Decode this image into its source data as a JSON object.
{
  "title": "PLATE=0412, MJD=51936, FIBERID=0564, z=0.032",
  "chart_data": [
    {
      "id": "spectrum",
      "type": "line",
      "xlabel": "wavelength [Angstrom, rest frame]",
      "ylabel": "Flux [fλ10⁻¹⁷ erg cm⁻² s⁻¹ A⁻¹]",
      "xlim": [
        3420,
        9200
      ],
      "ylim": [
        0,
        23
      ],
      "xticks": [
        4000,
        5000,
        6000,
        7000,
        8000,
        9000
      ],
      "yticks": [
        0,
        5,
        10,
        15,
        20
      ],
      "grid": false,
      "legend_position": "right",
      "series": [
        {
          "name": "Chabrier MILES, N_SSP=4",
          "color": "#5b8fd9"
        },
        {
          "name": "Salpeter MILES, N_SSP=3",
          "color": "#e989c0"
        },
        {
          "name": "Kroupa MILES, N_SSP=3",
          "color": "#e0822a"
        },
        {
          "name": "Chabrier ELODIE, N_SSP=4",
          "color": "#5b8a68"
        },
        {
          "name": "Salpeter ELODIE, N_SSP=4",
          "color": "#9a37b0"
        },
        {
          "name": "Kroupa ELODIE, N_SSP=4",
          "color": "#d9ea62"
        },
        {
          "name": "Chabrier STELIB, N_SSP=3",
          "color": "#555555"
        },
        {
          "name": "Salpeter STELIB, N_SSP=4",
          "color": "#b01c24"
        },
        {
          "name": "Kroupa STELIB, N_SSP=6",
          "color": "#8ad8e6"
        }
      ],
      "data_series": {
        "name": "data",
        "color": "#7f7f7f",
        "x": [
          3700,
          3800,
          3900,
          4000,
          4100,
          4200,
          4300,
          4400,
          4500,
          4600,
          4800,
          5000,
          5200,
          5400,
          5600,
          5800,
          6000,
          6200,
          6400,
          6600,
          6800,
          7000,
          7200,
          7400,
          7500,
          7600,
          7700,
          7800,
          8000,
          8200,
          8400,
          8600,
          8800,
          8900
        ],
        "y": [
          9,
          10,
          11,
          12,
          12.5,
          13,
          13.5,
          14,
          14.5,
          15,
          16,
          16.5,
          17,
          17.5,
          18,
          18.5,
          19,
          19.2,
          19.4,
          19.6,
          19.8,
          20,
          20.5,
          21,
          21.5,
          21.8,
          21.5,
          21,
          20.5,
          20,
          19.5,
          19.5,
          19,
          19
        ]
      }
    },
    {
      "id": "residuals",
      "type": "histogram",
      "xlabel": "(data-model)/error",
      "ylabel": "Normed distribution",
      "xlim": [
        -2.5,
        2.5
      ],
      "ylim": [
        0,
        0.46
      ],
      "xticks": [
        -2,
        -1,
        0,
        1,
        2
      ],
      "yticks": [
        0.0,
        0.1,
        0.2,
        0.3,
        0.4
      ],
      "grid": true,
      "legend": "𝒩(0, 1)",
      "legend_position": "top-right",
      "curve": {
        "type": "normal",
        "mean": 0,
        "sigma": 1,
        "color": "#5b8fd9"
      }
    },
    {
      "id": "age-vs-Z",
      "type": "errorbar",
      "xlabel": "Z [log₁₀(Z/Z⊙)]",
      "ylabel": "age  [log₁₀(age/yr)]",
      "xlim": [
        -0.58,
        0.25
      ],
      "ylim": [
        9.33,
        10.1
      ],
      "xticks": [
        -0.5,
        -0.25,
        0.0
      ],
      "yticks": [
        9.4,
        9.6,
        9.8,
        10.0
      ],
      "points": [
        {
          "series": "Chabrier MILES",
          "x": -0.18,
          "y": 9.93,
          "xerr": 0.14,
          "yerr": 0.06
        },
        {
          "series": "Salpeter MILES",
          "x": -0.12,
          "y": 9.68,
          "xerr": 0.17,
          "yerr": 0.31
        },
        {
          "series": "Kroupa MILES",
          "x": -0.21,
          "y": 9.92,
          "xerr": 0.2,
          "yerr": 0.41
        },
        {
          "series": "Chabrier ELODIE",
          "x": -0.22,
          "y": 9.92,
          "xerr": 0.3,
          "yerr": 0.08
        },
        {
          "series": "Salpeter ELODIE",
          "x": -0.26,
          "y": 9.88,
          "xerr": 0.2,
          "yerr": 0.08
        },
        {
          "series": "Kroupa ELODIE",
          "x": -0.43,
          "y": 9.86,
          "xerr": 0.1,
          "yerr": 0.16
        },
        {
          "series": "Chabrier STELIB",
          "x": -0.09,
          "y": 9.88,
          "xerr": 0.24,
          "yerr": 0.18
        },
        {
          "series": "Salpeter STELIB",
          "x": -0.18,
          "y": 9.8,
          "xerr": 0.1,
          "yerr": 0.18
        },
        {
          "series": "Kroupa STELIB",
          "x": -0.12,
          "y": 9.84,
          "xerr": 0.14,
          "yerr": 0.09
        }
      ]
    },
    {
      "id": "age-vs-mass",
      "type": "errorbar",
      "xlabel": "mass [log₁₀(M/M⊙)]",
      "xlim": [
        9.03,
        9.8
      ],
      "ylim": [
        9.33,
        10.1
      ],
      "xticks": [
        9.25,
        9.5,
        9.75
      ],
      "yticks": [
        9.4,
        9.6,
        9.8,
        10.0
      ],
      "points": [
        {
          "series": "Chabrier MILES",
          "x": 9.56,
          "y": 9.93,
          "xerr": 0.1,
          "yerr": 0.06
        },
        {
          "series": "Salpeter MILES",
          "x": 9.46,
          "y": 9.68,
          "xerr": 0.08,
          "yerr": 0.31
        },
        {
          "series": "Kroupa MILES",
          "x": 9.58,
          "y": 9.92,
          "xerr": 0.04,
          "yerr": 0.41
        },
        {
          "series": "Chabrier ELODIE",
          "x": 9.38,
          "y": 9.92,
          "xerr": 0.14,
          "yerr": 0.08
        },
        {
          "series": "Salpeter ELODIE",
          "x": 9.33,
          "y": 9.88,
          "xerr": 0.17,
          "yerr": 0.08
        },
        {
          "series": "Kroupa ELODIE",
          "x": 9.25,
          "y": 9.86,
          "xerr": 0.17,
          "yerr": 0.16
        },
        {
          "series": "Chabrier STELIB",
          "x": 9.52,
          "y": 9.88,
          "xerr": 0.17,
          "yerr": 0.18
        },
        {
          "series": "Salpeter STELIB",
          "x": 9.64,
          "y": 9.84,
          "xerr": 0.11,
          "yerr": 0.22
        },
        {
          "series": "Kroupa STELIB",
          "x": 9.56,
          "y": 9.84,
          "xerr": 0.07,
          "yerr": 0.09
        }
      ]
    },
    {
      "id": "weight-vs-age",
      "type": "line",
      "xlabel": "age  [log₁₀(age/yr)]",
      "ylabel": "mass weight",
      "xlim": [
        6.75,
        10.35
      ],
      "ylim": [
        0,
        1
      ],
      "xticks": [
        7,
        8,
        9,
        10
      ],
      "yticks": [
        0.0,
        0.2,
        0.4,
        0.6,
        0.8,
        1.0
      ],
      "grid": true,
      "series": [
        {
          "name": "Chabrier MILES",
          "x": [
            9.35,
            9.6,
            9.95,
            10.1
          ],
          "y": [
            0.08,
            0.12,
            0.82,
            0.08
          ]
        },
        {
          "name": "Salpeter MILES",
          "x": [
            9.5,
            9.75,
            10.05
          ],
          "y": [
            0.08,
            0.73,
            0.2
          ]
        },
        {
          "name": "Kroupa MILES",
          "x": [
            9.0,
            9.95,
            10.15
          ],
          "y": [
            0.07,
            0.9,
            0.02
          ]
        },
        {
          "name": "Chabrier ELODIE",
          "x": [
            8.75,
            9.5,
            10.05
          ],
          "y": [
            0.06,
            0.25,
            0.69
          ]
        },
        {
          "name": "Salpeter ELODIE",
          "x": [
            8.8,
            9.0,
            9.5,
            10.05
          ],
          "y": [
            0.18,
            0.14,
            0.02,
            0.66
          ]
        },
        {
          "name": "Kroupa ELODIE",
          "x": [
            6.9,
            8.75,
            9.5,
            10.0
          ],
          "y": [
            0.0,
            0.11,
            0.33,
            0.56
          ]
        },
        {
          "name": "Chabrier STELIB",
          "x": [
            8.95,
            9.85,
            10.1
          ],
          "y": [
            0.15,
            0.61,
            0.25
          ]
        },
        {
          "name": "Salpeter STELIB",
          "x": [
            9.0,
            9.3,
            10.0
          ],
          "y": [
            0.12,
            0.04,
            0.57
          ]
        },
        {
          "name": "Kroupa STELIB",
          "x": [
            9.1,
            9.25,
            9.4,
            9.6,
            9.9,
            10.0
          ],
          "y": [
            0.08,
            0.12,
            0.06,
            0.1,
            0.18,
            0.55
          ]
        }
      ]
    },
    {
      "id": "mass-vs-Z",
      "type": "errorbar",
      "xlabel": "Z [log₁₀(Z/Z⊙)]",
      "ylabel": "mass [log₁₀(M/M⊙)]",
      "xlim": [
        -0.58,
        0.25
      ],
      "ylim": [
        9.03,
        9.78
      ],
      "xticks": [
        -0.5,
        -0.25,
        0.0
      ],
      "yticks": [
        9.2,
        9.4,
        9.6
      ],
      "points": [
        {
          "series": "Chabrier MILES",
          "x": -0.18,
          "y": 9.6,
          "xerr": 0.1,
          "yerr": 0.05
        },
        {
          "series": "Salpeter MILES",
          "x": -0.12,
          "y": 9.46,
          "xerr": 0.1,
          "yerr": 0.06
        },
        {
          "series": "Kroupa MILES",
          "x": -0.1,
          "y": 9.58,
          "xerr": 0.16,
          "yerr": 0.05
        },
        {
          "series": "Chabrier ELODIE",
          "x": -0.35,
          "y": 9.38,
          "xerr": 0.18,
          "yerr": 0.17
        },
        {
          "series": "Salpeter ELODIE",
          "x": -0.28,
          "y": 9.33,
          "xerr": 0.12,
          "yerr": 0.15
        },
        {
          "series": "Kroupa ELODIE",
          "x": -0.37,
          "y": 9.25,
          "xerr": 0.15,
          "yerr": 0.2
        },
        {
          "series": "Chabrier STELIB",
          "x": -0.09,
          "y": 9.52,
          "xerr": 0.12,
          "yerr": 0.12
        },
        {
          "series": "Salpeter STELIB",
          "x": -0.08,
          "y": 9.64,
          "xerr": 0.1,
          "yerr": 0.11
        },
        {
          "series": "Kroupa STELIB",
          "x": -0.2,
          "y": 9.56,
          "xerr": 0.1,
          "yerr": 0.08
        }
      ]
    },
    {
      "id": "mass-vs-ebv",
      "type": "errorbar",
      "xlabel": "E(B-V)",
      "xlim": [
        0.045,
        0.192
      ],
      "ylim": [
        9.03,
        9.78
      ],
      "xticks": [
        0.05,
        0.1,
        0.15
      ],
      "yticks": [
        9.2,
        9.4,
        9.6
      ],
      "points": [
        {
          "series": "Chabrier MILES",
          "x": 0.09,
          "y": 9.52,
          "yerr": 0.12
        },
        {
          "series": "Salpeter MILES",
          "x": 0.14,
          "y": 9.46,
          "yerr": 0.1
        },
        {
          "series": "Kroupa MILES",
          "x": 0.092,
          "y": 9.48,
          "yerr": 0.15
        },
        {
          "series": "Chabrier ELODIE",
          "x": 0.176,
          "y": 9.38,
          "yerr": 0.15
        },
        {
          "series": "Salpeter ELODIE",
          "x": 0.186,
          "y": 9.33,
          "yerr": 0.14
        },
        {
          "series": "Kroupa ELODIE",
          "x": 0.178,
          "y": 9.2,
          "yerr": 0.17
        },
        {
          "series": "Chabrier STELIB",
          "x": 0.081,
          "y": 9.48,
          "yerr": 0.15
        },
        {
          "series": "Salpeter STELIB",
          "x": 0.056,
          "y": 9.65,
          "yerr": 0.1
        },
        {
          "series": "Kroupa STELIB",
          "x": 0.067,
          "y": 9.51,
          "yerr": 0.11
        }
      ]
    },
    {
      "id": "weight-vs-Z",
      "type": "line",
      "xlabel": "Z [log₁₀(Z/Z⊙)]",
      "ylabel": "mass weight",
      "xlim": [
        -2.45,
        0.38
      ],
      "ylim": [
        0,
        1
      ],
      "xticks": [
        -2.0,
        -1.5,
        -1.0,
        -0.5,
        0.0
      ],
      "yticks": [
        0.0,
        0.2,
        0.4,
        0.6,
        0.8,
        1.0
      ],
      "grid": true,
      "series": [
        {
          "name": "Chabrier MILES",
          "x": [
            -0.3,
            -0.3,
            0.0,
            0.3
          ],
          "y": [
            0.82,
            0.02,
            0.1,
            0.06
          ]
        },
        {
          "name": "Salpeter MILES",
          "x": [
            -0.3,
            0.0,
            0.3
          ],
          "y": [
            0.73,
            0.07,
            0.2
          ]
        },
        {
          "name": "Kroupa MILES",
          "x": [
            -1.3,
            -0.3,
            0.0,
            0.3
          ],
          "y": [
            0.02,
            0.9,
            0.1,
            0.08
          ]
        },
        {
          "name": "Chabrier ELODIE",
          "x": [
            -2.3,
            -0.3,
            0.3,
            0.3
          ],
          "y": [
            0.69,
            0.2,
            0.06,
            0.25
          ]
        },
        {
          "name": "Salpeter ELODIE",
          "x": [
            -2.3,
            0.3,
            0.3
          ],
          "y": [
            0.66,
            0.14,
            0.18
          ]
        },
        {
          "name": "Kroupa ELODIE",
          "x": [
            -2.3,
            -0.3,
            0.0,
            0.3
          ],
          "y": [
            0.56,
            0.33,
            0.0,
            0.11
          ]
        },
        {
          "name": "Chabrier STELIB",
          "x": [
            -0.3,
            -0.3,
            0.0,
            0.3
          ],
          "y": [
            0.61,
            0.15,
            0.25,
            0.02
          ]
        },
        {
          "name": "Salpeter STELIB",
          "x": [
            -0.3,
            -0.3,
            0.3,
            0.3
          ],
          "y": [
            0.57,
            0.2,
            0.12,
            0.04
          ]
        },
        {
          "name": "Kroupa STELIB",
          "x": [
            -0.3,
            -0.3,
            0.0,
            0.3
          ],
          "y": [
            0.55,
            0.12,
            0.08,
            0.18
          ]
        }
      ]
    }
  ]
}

┄┄┄┄┄┄┄┄┄┄┄┄┄┄┄┄┄┄┄┄

# [Task brief]
Pick each line holding the word "ylabel" out of the listing.

# [Written response]
      "ylabel": "Flux [fλ10⁻¹⁷ erg cm⁻² s⁻¹ A⁻¹]",
      "ylabel": "Normed distribution",
      "ylabel": "age  [log₁₀(age/yr)]",
      "ylabel": "mass weight",
      "ylabel": "mass [log₁₀(M/M⊙)]",
      "ylabel": "mass weight",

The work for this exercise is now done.